Dataset entries:
━━━━━━━━━━

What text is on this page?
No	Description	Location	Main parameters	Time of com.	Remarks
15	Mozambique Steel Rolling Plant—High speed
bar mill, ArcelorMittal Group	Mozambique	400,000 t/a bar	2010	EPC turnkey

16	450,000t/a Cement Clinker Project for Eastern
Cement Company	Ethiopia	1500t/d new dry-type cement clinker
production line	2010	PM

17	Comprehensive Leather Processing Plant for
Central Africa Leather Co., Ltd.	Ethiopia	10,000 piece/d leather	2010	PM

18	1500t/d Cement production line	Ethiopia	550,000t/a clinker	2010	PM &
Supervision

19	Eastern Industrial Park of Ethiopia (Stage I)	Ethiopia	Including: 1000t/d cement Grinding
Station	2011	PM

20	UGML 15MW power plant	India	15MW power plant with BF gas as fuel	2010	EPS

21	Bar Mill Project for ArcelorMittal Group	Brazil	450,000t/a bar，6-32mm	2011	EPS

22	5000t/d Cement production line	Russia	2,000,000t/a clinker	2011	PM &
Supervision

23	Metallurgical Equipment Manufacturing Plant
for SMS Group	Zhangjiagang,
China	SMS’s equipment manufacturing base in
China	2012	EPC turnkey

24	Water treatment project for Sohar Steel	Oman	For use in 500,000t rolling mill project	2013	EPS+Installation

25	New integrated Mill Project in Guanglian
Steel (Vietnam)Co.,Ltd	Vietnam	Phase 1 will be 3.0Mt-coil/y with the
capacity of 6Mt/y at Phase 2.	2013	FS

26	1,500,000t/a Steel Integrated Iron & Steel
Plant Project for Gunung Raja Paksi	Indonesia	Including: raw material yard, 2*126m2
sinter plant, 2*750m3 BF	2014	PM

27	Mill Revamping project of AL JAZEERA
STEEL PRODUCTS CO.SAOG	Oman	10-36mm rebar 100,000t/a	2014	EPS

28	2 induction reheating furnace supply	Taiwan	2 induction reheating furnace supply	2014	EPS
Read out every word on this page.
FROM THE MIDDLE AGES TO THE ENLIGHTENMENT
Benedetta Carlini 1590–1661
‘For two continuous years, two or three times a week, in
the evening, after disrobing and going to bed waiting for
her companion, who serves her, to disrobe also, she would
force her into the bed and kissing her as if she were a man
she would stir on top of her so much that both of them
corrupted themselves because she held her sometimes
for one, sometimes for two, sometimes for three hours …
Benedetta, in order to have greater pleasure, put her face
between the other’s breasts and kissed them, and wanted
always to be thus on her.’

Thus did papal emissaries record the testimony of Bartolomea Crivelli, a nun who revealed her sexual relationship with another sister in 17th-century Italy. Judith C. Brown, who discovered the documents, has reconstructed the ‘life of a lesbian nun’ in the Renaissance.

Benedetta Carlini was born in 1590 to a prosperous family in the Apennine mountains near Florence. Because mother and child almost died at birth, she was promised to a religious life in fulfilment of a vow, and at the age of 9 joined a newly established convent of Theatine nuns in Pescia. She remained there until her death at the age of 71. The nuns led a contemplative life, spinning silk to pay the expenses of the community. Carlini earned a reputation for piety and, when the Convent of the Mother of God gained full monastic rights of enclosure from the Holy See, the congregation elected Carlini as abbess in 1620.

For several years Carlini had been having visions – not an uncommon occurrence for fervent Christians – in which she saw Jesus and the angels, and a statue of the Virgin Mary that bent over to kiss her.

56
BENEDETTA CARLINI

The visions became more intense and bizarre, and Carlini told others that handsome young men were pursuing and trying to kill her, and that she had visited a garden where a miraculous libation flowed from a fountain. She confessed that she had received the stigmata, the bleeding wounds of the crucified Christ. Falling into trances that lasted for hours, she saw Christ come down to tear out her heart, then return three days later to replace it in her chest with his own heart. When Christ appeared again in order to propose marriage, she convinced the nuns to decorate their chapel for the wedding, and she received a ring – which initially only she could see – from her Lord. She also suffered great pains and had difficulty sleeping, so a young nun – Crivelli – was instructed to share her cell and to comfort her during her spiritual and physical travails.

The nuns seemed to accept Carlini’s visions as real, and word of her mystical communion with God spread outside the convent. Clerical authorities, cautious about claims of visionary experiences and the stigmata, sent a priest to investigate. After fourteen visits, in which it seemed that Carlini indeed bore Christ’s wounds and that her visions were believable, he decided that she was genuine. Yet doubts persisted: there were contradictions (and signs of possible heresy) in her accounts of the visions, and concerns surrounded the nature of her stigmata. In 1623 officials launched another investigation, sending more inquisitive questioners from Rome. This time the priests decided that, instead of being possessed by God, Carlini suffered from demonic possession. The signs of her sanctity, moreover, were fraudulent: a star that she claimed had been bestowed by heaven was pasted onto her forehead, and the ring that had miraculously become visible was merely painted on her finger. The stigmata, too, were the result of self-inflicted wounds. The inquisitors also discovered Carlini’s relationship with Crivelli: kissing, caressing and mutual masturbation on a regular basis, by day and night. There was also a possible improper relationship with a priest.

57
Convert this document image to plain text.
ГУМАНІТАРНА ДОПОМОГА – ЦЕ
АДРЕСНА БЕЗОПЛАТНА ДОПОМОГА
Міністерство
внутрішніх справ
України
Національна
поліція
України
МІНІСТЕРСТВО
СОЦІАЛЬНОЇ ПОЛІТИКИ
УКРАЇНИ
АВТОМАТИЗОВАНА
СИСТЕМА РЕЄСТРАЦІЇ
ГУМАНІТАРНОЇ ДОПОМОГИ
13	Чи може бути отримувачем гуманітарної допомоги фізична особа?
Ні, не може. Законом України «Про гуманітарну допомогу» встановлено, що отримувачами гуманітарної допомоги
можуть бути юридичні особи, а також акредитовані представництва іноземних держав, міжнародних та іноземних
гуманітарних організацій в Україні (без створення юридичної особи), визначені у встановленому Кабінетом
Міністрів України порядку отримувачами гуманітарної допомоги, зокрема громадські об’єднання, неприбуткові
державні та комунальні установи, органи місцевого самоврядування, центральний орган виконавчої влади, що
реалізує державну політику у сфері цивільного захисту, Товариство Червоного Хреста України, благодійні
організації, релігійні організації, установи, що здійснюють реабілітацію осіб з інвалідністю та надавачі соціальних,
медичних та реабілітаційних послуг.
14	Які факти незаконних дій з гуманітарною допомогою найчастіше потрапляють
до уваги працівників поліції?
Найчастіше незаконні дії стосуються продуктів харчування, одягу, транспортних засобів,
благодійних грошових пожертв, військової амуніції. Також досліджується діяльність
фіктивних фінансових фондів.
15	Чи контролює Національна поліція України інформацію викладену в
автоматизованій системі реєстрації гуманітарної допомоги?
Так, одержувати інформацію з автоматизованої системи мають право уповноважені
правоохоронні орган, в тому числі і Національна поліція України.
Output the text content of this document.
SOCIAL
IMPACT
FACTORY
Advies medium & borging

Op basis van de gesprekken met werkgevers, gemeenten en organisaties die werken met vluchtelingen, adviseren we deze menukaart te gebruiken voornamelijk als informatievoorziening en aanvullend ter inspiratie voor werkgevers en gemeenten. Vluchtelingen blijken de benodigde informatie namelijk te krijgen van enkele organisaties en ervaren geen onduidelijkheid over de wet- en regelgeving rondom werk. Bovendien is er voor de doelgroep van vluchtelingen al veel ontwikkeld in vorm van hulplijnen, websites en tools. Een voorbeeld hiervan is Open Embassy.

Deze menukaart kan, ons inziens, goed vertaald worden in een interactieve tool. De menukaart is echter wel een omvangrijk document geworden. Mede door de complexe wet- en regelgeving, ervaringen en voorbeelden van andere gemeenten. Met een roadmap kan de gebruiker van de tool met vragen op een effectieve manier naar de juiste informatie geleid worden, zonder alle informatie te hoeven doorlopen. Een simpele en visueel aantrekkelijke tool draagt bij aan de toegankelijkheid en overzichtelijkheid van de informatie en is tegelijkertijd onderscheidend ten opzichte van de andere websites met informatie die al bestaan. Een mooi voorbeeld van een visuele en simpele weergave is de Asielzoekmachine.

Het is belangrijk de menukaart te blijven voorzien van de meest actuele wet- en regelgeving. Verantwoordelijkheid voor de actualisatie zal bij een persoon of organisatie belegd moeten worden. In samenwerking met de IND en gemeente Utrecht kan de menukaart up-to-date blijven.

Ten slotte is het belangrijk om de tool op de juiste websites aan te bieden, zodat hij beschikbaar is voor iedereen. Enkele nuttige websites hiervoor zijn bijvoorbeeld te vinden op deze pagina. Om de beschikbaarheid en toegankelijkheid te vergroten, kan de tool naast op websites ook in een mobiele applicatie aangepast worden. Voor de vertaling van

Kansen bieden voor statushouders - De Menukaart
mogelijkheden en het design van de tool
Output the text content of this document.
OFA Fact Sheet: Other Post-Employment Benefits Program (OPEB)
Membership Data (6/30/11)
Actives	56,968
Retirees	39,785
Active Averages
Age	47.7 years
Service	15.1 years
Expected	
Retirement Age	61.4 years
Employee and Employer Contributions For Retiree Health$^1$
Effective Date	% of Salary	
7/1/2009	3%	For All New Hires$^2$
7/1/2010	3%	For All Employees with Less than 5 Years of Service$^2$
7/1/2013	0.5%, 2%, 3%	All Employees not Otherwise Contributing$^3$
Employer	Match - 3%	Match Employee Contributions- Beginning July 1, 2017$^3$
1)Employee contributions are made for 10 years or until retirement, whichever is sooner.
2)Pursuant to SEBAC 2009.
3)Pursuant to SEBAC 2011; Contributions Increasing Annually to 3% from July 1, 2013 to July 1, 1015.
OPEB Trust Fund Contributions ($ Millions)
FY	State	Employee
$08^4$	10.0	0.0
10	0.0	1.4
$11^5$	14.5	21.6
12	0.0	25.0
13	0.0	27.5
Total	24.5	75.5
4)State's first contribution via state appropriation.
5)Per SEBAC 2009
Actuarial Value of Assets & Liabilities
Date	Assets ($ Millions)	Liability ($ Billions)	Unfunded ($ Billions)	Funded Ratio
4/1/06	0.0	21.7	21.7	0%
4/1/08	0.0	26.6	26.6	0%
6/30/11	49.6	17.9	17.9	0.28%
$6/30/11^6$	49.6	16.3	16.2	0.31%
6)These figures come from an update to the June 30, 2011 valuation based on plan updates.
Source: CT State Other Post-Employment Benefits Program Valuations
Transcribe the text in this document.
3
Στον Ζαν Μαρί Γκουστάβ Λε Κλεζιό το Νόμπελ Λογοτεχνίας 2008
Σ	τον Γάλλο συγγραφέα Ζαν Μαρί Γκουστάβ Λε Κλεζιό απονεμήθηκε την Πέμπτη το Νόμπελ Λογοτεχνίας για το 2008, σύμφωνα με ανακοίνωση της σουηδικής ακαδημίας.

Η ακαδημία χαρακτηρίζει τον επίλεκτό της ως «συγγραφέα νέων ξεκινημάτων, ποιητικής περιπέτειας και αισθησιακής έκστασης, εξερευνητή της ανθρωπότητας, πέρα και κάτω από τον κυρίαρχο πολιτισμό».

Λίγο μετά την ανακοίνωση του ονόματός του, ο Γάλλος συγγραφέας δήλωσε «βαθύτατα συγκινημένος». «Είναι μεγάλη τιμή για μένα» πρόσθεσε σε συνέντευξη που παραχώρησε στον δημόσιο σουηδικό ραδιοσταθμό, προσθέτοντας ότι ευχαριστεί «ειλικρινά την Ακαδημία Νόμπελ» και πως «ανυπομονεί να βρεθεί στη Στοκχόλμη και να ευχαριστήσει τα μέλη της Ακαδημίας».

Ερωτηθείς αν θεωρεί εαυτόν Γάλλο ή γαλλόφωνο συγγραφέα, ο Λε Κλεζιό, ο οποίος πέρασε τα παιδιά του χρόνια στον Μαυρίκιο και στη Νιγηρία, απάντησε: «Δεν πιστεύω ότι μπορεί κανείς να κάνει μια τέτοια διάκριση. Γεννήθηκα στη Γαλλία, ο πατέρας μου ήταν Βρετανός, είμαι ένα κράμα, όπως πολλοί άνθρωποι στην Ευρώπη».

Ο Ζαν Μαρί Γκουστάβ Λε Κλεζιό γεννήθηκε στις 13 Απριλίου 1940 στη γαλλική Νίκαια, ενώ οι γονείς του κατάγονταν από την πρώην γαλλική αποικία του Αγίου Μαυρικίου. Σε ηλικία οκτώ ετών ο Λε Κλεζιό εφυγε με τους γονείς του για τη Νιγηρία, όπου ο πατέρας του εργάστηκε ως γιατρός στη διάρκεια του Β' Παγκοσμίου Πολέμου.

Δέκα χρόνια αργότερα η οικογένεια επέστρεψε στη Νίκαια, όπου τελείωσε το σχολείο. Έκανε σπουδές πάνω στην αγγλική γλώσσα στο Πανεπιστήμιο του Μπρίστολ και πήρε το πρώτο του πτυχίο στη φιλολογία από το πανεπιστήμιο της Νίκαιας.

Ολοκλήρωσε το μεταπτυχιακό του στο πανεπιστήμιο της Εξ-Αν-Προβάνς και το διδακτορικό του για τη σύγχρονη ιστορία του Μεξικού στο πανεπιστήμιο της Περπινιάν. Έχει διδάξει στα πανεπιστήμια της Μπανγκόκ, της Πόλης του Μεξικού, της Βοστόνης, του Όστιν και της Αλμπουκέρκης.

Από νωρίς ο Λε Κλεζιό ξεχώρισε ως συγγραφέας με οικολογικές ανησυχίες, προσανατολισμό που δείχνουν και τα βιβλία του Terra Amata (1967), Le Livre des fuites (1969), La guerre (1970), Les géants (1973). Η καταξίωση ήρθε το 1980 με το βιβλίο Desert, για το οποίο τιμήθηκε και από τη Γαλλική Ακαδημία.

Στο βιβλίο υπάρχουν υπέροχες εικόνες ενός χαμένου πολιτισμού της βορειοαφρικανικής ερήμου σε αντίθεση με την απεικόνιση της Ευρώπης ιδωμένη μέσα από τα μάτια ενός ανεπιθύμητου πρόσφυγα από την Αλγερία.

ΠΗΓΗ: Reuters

━━━━━━━━━━

> [Short task] Tell how many lines of the data above hold the string "Λογοτεχνίας". Give only the number.

> [Exercise answer] 2